● **Written task**
Without altering anything, repeat each of the records.

---

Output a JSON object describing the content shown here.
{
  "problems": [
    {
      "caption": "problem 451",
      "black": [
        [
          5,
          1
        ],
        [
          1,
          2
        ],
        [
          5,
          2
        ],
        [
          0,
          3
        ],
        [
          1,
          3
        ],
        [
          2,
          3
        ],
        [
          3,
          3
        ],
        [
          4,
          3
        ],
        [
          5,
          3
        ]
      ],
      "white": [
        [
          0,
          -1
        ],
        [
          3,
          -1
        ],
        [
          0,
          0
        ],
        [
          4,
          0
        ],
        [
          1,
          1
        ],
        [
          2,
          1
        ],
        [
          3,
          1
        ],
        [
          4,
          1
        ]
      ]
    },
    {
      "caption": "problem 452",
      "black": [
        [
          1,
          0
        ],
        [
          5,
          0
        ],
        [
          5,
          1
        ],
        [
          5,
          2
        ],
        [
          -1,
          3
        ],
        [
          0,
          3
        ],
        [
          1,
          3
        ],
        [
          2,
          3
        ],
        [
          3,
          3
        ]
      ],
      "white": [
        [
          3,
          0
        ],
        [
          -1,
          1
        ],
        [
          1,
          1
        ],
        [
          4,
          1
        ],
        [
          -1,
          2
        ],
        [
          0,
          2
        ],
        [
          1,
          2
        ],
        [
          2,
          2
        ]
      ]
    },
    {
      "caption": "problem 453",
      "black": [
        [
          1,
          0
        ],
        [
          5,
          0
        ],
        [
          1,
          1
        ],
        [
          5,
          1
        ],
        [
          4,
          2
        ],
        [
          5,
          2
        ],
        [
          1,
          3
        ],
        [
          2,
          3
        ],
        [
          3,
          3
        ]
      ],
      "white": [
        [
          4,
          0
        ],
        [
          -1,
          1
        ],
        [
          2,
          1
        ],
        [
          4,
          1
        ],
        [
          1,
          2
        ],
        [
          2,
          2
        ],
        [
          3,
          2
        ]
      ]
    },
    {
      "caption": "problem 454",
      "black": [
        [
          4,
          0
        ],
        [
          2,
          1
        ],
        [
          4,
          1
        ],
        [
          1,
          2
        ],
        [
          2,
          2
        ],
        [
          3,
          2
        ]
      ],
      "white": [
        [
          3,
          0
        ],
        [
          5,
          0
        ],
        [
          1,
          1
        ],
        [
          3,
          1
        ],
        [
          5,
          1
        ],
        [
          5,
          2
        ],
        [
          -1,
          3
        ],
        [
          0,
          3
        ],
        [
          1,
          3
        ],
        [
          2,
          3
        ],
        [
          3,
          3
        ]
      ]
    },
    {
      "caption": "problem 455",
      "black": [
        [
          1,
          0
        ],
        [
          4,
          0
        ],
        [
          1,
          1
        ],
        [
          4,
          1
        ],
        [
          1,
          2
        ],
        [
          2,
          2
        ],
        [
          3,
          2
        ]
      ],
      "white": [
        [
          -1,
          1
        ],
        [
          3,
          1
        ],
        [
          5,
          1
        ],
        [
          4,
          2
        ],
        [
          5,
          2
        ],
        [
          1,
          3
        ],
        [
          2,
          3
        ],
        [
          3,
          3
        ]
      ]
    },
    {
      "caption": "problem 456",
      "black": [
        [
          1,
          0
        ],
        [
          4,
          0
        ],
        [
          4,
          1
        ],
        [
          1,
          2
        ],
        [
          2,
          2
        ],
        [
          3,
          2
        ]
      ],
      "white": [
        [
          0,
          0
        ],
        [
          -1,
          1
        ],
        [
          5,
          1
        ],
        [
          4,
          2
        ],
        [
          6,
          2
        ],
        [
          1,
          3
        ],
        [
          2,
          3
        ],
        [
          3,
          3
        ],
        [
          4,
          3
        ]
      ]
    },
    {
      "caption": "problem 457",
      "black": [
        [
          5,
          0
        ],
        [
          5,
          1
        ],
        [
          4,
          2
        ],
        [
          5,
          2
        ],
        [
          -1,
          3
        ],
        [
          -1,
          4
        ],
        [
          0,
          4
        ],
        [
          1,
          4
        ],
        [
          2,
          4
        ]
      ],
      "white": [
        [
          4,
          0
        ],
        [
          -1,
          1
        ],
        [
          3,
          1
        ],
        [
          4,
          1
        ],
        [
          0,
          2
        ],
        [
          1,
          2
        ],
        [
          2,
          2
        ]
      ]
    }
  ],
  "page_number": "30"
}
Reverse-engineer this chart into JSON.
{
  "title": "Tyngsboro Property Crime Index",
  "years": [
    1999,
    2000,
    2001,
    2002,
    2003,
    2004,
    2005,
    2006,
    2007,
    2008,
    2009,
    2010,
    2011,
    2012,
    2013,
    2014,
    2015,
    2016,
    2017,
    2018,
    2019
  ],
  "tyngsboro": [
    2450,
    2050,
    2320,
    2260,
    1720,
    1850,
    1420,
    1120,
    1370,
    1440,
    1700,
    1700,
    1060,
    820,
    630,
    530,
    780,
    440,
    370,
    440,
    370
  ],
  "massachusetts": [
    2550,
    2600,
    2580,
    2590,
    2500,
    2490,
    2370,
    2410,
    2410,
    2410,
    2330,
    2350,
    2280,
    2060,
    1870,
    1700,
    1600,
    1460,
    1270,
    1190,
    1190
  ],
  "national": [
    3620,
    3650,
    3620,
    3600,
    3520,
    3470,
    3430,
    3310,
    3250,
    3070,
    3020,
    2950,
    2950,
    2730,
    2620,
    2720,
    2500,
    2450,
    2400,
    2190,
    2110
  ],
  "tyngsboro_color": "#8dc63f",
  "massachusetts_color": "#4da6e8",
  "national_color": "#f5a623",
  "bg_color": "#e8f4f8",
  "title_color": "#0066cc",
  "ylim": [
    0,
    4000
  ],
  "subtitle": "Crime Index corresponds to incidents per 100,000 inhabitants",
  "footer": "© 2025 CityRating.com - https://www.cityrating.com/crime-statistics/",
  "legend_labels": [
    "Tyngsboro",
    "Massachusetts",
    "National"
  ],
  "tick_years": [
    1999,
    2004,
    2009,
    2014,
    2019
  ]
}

---

● **Written response**
Output a JSON object describing the content shown here.
{
  "problems": [
    {
      "caption": "problem 451",
      "black": [
        [
          5,
          1
        ],
        [
          1,
          2
        ],
        [
          5,
          2
        ],
        [
          0,
          3
        ],
        [
          1,
          3
        ],
        [
          2,
          3
        ],
        [
          3,
          3
        ],
        [
          4,
          3
        ],
        [
          5,
          3
        ]
      ],
      "white": [
        [
          0,
          -1
        ],
        [
          3,
          -1
        ],
        [
          0,
          0
        ],
        [
          4,
          0
        ],
        [
          1,
          1
        ],
        [
          2,
          1
        ],
        [
          3,
          1
        ],
        [
          4,
          1
        ]
      ]
    },
    {
      "caption": "problem 452",
      "black": [
        [
          1,
          0
        ],
        [
          5,
          0
        ],
        [
          5,
          1
        ],
        [
          5,
          2
        ],
        [
          -1,
          3
        ],
        [
          0,
          3
        ],
        [
          1,
          3
        ],
        [
          2,
          3
        ],
        [
          3,
          3
        ]
      ],
      "white": [
        [
          3,
          0
        ],
        [
          -1,
          1
        ],
        [
          1,
          1
        ],
        [
          4,
          1
        ],
        [
          -1,
          2
        ],
        [
          0,
          2
        ],
        [
          1,
          2
        ],
        [
          2,
          2
        ]
      ]
    },
    {
      "caption": "problem 453",
      "black": [
        [
          1,
          0
        ],
        [
          5,
          0
        ],
        [
          1,
          1
        ],
        [
          5,
          1
        ],
        [
          4,
          2
        ],
        [
          5,
          2
        ],
        [
          1,
          3
        ],
        [
          2,
          3
        ],
        [
          3,
          3
        ]
      ],
      "white": [
        [
          4,
          0
        ],
        [
          -1,
          1
        ],
        [
          2,
          1
        ],
        [
          4,
          1
        ],
        [
          1,
          2
        ],
        [
          2,
          2
        ],
        [
          3,
          2
        ]
      ]
    },
    {
      "caption": "problem 454",
      "black": [
        [
          4,
          0
        ],
        [
          2,
          1
        ],
        [
          4,
          1
        ],
        [
          1,
          2
        ],
        [
          2,
          2
        ],
        [
          3,
          2
        ]
      ],
      "white": [
        [
          3,
          0
        ],
        [
          5,
          0
        ],
        [
          1,
          1
        ],
        [
          3,
          1
        ],
        [
          5,
          1
        ],
        [
          5,
          2
        ],
        [
          -1,
          3
        ],
        [
          0,
          3
        ],
        [
          1,
          3
        ],
        [
          2,
          3
        ],
        [
          3,
          3
        ]
      ]
    },
    {
      "caption": "problem 455",
      "black": [
        [
          1,
          0
        ],
        [
          4,
          0
        ],
        [
          1,
          1
        ],
        [
          4,
          1
        ],
        [
          1,
          2
        ],
        [
          2,
          2
        ],
        [
          3,
          2
        ]
      ],
      "white": [
        [
          -1,
          1
        ],
        [
          3,
          1
        ],
        [
          5,
          1
        ],
        [
          4,
          2
        ],
        [
          5,
          2
        ],
        [
          1,
          3
        ],
        [
          2,
          3
        ],
        [
          3,
          3
        ]
      ]
    },
    {
      "caption": "problem 456",
      "black": [
        [
          1,
          0
        ],
        [
          4,
          0
        ],
        [
          4,
          1
        ],
        [
          1,
          2
        ],
        [
          2,
          2
        ],
        [
          3,
          2
        ]
      ],
      "white": [
        [
          0,
          0
        ],
        [
          -1,
          1
        ],
        [
          5,
          1
        ],
        [
          4,
          2
        ],
        [
          6,
          2
        ],
        [
          1,
          3
        ],
        [
          2,
          3
        ],
        [
          3,
          3
        ],
        [
          4,
          3
        ]
      ]
    },
    {
      "caption": "problem 457",
      "black": [
        [
          5,
          0
        ],
        [
          5,
          1
        ],
        [
          4,
          2
        ],
        [
          5,
          2
        ],
        [
          -1,
          3
        ],
        [
          -1,
          4
        ],
        [
          0,
          4
        ],
        [
          1,
          4
        ],
        [
          2,
          4
        ]
      ],
      "white": [
        [
          4,
          0
        ],
        [
          -1,
          1
        ],
        [
          3,
          1
        ],
        [
          4,
          1
        ],
        [
          0,
          2
        ],
        [
          1,
          2
        ],
        [
          2,
          2
        ]
      ]
    }
  ],
  "page_number": "30"
}
Reverse-engineer this chart into JSON.
{
  "title": "Tyngsboro Property Crime Index",
  "years": [
    1999,
    2000,
    2001,
    2002,
    2003,
    2004,
    2005,
    2006,
    2007,
    2008,
    2009,
    2010,
    2011,
    2012,
    2013,
    2014,
    2015,
    2016,
    2017,
    2018,
    2019
  ],
  "tyngsboro": [
    2450,
    2050,
    2320,
    2260,
    1720,
    1850,
    1420,
    1120,
    1370,
    1440,
    1700,
    1700,
    1060,
    820,
    630,
    530,
    780,
    440,
    370,
    440,
    370
  ],
  "massachusetts": [
    2550,
    2600,
    2580,
    2590,
    2500,
    2490,
    2370,
    2410,
    2410,
    2410,
    2330,
    2350,
    2280,
    2060,
    1870,
    1700,
    1600,
    1460,
    1270,
    1190,
    1190
  ],
  "national": [
    3620,
    3650,
    3620,
    3600,
    3520,
    3470,
    3430,
    3310,
    3250,
    3070,
    3020,
    2950,
    2950,
    2730,
    2620,
    2720,
    2500,
    2450,
    2400,
    2190,
    2110
  ],
  "tyngsboro_color": "#8dc63f",
  "massachusetts_color": "#4da6e8",
  "national_color": "#f5a623",
  "bg_color": "#e8f4f8",
  "title_color": "#0066cc",
  "ylim": [
    0,
    4000
  ],
  "subtitle": "Crime Index corresponds to incidents per 100,000 inhabitants",
  "footer": "© 2025 CityRating.com - https://www.cityrating.com/crime-statistics/",
  "legend_labels": [
    "Tyngsboro",
    "Massachusetts",
    "National"
  ],
  "tick_years": [
    1999,
    2004,
    2009,
    2014,
    2019
  ]
}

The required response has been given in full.